# [Dataset items]
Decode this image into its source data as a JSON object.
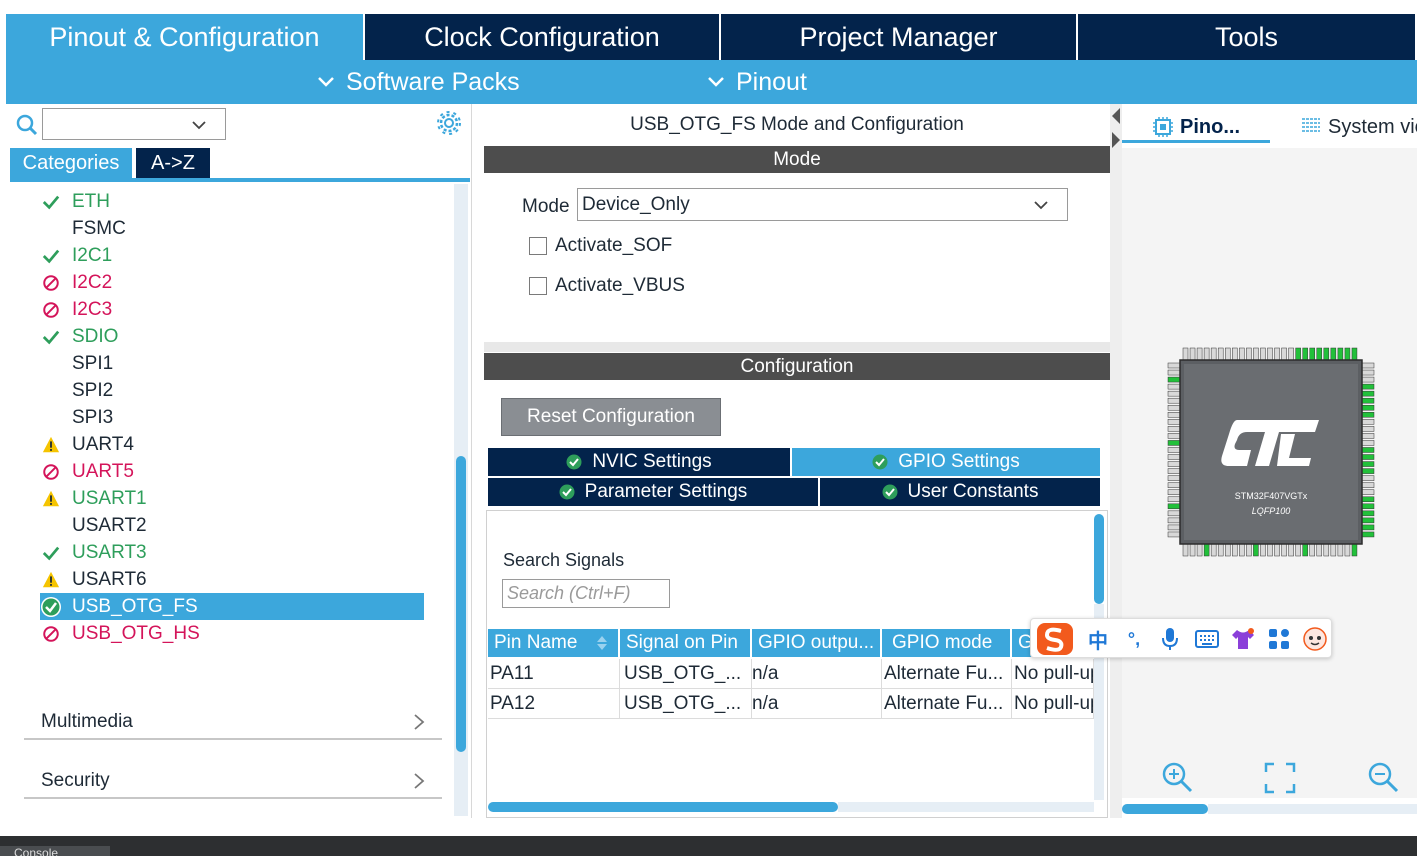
{
  "top_tabs": [
    {
      "label": "Pinout & Configuration",
      "active": true
    },
    {
      "label": "Clock Configuration",
      "active": false
    },
    {
      "label": "Project Manager",
      "active": false
    },
    {
      "label": "Tools",
      "active": false
    }
  ],
  "sub_menu": {
    "software_packs": "Software Packs",
    "pinout": "Pinout"
  },
  "left": {
    "search_value": "",
    "categories_tab": "Categories",
    "az_tab": "A->Z",
    "peripherals": [
      {
        "label": "ETH",
        "status": "ok"
      },
      {
        "label": "FSMC",
        "status": "none"
      },
      {
        "label": "I2C1",
        "status": "ok"
      },
      {
        "label": "I2C2",
        "status": "blocked"
      },
      {
        "label": "I2C3",
        "status": "blocked"
      },
      {
        "label": "SDIO",
        "status": "ok"
      },
      {
        "label": "SPI1",
        "status": "none"
      },
      {
        "label": "SPI2",
        "status": "none"
      },
      {
        "label": "SPI3",
        "status": "none"
      },
      {
        "label": "UART4",
        "status": "warn"
      },
      {
        "label": "UART5",
        "status": "blocked"
      },
      {
        "label": "USART1",
        "status": "warn"
      },
      {
        "label": "USART2",
        "status": "none"
      },
      {
        "label": "USART3",
        "status": "ok"
      },
      {
        "label": "USART6",
        "status": "warn"
      },
      {
        "label": "USB_OTG_FS",
        "status": "selected"
      },
      {
        "label": "USB_OTG_HS",
        "status": "blocked"
      }
    ],
    "groups": [
      "Multimedia",
      "Security"
    ]
  },
  "middle": {
    "title": "USB_OTG_FS Mode and Configuration",
    "mode_header": "Mode",
    "mode_label": "Mode",
    "mode_value": "Device_Only",
    "checkboxes": [
      "Activate_SOF",
      "Activate_VBUS"
    ],
    "config_header": "Configuration",
    "reset_button": "Reset Configuration",
    "tabs": {
      "nvic": "NVIC Settings",
      "gpio": "GPIO Settings",
      "parameter": "Parameter Settings",
      "user_constants": "User Constants"
    },
    "search_label": "Search Signals",
    "search_placeholder": "Search (Ctrl+F)",
    "table": {
      "headers": [
        "Pin Name",
        "Signal on Pin",
        "GPIO outpu...",
        "GPIO mode",
        "G"
      ],
      "rows": [
        [
          "PA11",
          "USB_OTG_...",
          "n/a",
          "Alternate Fu...",
          "No pull-up"
        ],
        [
          "PA12",
          "USB_OTG_...",
          "n/a",
          "Alternate Fu...",
          "No pull-up"
        ]
      ]
    }
  },
  "right": {
    "tab_pinout": "Pino...",
    "tab_system": "System view",
    "chip": {
      "name": "STM32F407VGTx",
      "package": "LQFP100"
    }
  },
  "ime": {
    "lang_label": "中",
    "punct_label": "°,"
  },
  "bottom": {
    "console_label": "Console"
  },
  "colors": {
    "accent": "#3ca7dc",
    "navy": "#03234b",
    "ok": "#2e9e5b",
    "blocked": "#d4145a",
    "warn": "#f5c400"
  }
}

# [What to produce]
Retype the data above exactly; pictures are not part of the copy.

# [Output below]
Decode this image into its source data as a JSON object.
{
  "top_tabs": [
    {
      "label": "Pinout & Configuration",
      "active": true
    },
    {
      "label": "Clock Configuration",
      "active": false
    },
    {
      "label": "Project Manager",
      "active": false
    },
    {
      "label": "Tools",
      "active": false
    }
  ],
  "sub_menu": {
    "software_packs": "Software Packs",
    "pinout": "Pinout"
  },
  "left": {
    "search_value": "",
    "categories_tab": "Categories",
    "az_tab": "A->Z",
    "peripherals": [
      {
        "label": "ETH",
        "status": "ok"
      },
      {
        "label": "FSMC",
        "status": "none"
      },
      {
        "label": "I2C1",
        "status": "ok"
      },
      {
        "label": "I2C2",
        "status": "blocked"
      },
      {
        "label": "I2C3",
        "status": "blocked"
      },
      {
        "label": "SDIO",
        "status": "ok"
      },
      {
        "label": "SPI1",
        "status": "none"
      },
      {
        "label": "SPI2",
        "status": "none"
      },
      {
        "label": "SPI3",
        "status": "none"
      },
      {
        "label": "UART4",
        "status": "warn"
      },
      {
        "label": "UART5",
        "status": "blocked"
      },
      {
        "label": "USART1",
        "status": "warn"
      },
      {
        "label": "USART2",
        "status": "none"
      },
      {
        "label": "USART3",
        "status": "ok"
      },
      {
        "label": "USART6",
        "status": "warn"
      },
      {
        "label": "USB_OTG_FS",
        "status": "selected"
      },
      {
        "label": "USB_OTG_HS",
        "status": "blocked"
      }
    ],
    "groups": [
      "Multimedia",
      "Security"
    ]
  },
  "middle": {
    "title": "USB_OTG_FS Mode and Configuration",
    "mode_header": "Mode",
    "mode_label": "Mode",
    "mode_value": "Device_Only",
    "checkboxes": [
      "Activate_SOF",
      "Activate_VBUS"
    ],
    "config_header": "Configuration",
    "reset_button": "Reset Configuration",
    "tabs": {
      "nvic": "NVIC Settings",
      "gpio": "GPIO Settings",
      "parameter": "Parameter Settings",
      "user_constants": "User Constants"
    },
    "search_label": "Search Signals",
    "search_placeholder": "Search (Ctrl+F)",
    "table": {
      "headers": [
        "Pin Name",
        "Signal on Pin",
        "GPIO outpu...",
        "GPIO mode",
        "G"
      ],
      "rows": [
        [
          "PA11",
          "USB_OTG_...",
          "n/a",
          "Alternate Fu...",
          "No pull-up"
        ],
        [
          "PA12",
          "USB_OTG_...",
          "n/a",
          "Alternate Fu...",
          "No pull-up"
        ]
      ]
    }
  },
  "right": {
    "tab_pinout": "Pino...",
    "tab_system": "System view",
    "chip": {
      "name": "STM32F407VGTx",
      "package": "LQFP100"
    }
  },
  "ime": {
    "lang_label": "中",
    "punct_label": "°,"
  },
  "bottom": {
    "console_label": "Console"
  },
  "colors": {
    "accent": "#3ca7dc",
    "navy": "#03234b",
    "ok": "#2e9e5b",
    "blocked": "#d4145a",
    "warn": "#f5c400"
  }
}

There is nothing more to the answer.